## WHAT THE EXERCISE ASKS
Here are some records; copy every line that holds the word "Personalization".

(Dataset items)
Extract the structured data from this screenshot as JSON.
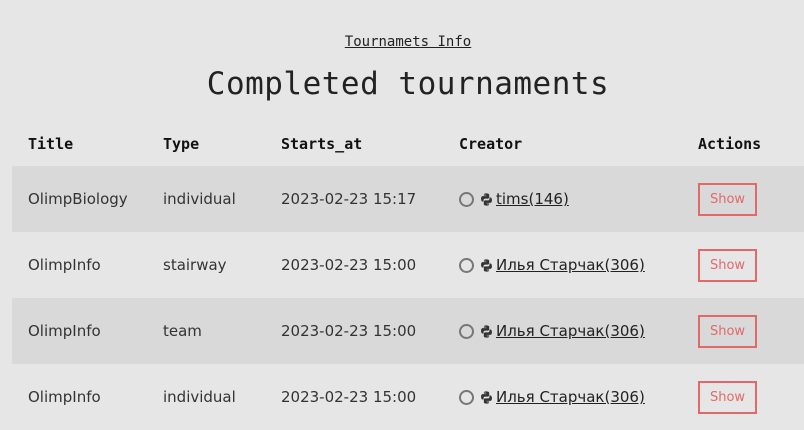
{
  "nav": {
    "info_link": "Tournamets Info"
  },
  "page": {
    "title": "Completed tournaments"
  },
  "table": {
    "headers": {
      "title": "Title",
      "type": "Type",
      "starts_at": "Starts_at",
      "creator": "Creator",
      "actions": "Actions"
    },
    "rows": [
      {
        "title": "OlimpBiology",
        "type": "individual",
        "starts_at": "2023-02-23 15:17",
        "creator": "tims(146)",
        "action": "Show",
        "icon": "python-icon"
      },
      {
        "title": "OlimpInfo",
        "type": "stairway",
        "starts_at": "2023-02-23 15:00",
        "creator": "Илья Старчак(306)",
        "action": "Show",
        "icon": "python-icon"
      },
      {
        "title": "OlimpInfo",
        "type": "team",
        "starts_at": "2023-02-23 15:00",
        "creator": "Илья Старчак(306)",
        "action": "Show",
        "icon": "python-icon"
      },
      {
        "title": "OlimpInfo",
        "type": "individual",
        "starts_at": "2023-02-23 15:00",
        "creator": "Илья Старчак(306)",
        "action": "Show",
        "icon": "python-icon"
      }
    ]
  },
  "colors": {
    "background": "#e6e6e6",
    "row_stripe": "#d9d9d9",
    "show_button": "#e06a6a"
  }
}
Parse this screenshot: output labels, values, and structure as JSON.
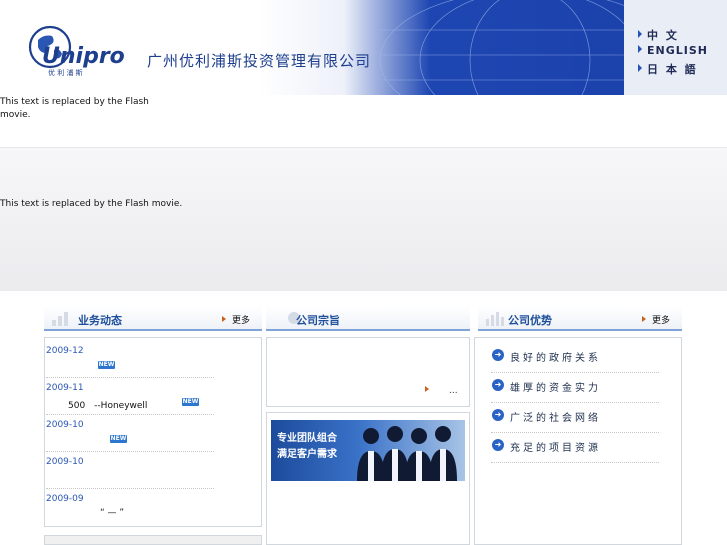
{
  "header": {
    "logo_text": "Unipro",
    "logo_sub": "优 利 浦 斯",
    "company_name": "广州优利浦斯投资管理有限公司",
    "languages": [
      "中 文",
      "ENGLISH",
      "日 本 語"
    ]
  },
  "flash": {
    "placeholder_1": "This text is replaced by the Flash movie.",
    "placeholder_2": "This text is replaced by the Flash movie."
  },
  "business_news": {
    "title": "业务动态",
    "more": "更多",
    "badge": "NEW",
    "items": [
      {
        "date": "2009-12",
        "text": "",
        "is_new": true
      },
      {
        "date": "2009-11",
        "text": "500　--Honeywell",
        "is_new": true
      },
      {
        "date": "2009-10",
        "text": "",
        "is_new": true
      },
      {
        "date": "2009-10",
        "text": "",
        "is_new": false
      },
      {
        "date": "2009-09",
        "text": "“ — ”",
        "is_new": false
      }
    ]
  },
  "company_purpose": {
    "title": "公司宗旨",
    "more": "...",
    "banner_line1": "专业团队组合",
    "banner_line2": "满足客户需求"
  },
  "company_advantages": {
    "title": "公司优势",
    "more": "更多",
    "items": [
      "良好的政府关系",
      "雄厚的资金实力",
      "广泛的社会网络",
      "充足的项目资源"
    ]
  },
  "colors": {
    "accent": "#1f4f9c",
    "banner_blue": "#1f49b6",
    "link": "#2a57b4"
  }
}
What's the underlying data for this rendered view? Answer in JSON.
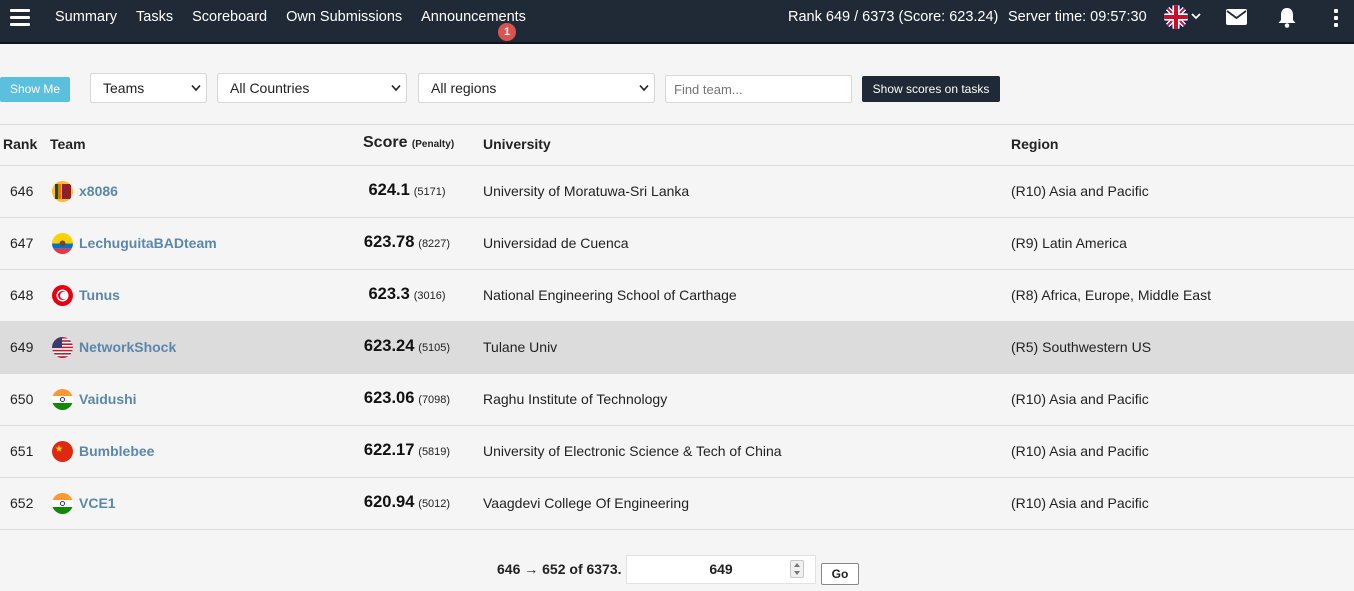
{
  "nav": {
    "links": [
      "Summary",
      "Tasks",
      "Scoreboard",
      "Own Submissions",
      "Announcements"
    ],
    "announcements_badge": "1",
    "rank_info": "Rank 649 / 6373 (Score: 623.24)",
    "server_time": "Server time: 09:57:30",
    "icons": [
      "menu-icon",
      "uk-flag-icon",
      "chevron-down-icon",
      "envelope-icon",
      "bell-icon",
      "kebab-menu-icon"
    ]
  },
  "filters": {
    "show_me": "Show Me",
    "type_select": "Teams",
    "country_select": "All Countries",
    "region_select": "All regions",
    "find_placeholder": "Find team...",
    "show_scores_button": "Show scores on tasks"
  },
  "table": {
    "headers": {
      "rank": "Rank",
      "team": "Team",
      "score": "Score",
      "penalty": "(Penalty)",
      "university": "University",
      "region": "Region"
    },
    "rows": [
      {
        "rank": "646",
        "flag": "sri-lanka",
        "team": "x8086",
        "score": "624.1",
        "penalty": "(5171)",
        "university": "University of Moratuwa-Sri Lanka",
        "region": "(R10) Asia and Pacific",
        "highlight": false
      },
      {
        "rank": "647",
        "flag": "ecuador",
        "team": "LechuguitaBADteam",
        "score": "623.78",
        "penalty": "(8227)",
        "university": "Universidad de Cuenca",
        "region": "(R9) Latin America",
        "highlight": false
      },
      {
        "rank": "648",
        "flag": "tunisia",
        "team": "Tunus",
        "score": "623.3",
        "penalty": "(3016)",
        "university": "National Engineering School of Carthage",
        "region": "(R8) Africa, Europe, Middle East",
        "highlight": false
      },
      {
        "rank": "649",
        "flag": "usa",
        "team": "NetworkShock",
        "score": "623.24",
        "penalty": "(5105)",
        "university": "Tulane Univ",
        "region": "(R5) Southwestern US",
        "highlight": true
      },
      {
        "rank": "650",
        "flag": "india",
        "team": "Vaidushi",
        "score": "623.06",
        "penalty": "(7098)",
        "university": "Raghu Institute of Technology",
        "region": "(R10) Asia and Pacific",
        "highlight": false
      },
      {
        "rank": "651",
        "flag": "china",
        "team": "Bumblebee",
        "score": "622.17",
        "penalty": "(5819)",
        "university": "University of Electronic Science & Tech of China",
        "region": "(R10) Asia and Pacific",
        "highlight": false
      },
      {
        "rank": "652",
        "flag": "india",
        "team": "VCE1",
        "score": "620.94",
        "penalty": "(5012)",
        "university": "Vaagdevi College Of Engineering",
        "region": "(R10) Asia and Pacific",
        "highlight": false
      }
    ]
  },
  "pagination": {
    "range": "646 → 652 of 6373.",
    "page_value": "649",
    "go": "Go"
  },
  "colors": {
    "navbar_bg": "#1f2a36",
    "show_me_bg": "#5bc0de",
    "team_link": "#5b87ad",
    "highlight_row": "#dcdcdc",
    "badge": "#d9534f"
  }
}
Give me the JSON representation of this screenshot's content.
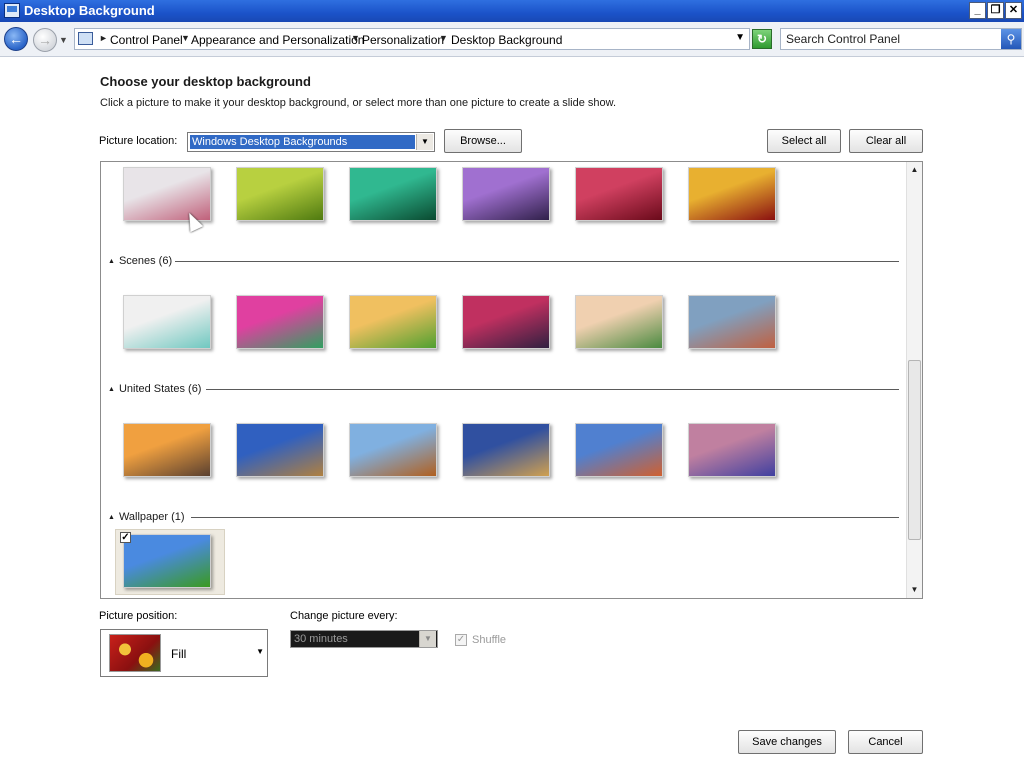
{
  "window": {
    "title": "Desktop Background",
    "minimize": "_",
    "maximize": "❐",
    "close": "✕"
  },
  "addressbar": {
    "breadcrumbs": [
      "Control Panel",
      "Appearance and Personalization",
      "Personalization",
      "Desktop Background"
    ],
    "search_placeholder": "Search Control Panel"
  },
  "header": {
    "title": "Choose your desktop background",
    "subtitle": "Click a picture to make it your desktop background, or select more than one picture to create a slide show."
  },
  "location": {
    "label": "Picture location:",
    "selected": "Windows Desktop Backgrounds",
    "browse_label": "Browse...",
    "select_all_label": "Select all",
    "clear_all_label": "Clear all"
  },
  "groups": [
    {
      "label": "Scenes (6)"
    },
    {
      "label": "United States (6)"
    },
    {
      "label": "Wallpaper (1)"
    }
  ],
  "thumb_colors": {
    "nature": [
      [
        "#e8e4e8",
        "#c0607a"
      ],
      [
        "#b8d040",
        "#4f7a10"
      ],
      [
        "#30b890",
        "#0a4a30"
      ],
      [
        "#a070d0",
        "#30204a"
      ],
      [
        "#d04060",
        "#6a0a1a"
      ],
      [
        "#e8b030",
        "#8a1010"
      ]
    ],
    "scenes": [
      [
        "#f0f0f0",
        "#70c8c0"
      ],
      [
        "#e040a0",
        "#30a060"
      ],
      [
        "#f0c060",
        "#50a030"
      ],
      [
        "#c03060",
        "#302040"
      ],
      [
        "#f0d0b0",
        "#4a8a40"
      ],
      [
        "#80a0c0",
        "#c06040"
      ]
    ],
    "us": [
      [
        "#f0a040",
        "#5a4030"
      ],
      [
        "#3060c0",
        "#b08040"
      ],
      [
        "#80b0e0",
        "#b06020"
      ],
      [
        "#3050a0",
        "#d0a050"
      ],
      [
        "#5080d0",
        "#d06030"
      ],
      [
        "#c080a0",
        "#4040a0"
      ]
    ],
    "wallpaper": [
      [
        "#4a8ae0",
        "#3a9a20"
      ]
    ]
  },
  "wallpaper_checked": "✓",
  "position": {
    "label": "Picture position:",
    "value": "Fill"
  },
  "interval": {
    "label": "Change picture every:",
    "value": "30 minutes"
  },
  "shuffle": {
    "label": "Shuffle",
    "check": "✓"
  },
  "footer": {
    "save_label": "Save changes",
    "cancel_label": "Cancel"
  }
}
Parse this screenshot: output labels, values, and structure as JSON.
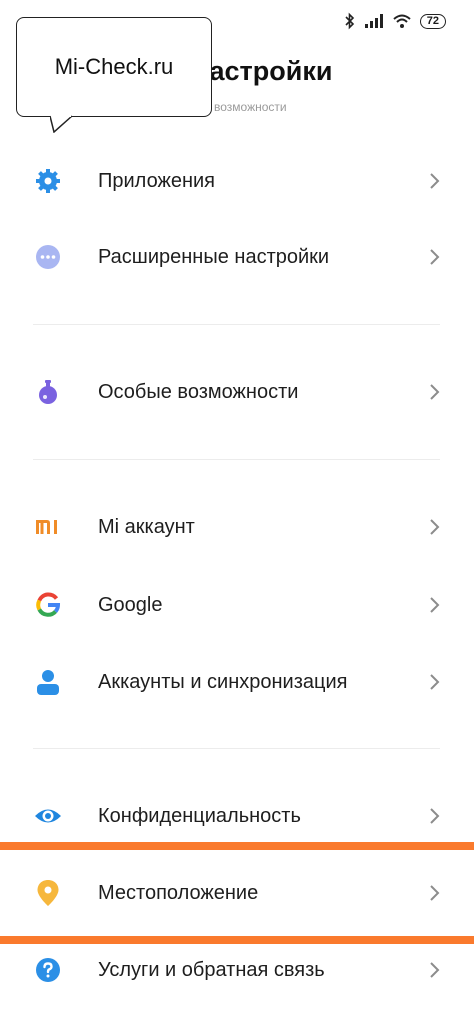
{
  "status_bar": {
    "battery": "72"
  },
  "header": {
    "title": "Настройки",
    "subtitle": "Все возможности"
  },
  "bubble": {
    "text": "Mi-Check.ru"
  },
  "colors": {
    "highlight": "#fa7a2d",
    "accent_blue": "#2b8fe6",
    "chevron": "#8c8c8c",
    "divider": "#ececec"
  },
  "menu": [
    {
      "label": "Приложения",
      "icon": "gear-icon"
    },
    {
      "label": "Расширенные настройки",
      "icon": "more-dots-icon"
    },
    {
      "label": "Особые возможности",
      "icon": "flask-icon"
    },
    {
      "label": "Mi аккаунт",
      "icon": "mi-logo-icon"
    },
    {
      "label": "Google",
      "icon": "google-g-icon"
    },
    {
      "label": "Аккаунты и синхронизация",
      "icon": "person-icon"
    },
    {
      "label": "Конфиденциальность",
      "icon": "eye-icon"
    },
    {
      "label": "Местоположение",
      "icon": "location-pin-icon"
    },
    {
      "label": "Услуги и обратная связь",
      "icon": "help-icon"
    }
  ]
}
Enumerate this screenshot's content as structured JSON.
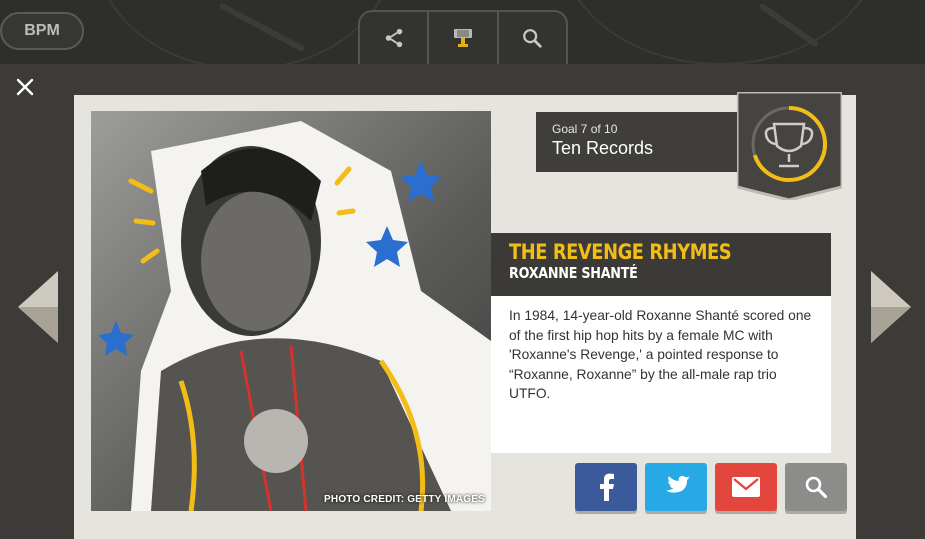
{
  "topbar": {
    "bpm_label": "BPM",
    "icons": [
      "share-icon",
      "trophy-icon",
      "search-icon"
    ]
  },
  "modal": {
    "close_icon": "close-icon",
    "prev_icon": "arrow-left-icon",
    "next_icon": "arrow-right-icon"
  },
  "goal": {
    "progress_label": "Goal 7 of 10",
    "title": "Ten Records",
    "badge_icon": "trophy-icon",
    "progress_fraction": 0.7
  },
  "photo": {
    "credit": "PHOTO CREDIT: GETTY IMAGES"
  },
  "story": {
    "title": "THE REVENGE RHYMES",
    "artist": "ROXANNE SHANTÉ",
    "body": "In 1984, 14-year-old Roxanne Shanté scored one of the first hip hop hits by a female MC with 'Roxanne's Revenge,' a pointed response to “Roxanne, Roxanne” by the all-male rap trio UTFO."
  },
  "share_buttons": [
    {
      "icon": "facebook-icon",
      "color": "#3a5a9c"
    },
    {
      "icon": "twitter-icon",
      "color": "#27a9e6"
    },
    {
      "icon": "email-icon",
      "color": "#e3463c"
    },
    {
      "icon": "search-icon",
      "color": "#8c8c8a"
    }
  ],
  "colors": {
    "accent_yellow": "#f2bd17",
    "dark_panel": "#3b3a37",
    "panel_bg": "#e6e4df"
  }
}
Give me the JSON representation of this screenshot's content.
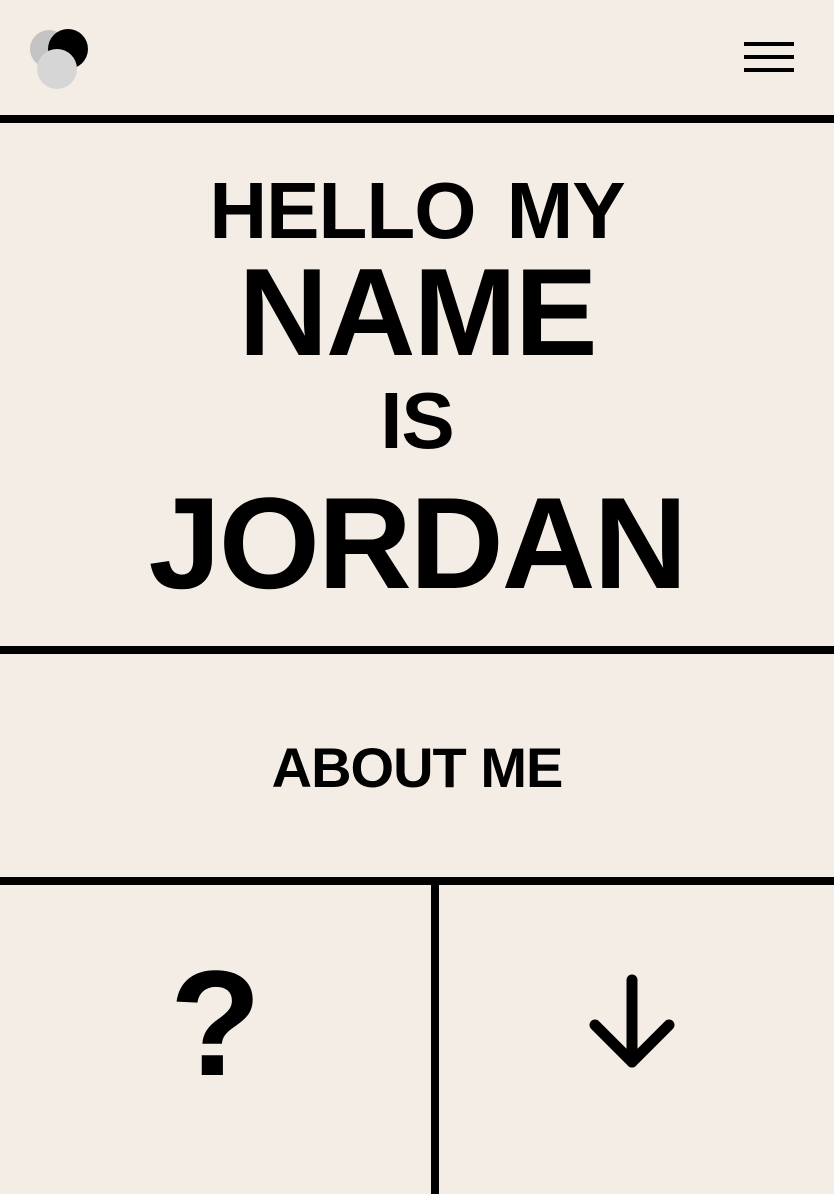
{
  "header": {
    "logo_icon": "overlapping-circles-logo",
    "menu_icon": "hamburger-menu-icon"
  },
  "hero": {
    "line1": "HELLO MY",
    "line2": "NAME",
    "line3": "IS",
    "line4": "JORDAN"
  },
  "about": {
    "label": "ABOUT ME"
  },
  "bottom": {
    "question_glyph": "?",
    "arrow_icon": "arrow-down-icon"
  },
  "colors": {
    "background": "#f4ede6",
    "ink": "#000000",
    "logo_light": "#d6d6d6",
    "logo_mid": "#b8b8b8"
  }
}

## SOLUTION TO THE EXERCISE
      "Appearance and Personalization",
      "Personalization",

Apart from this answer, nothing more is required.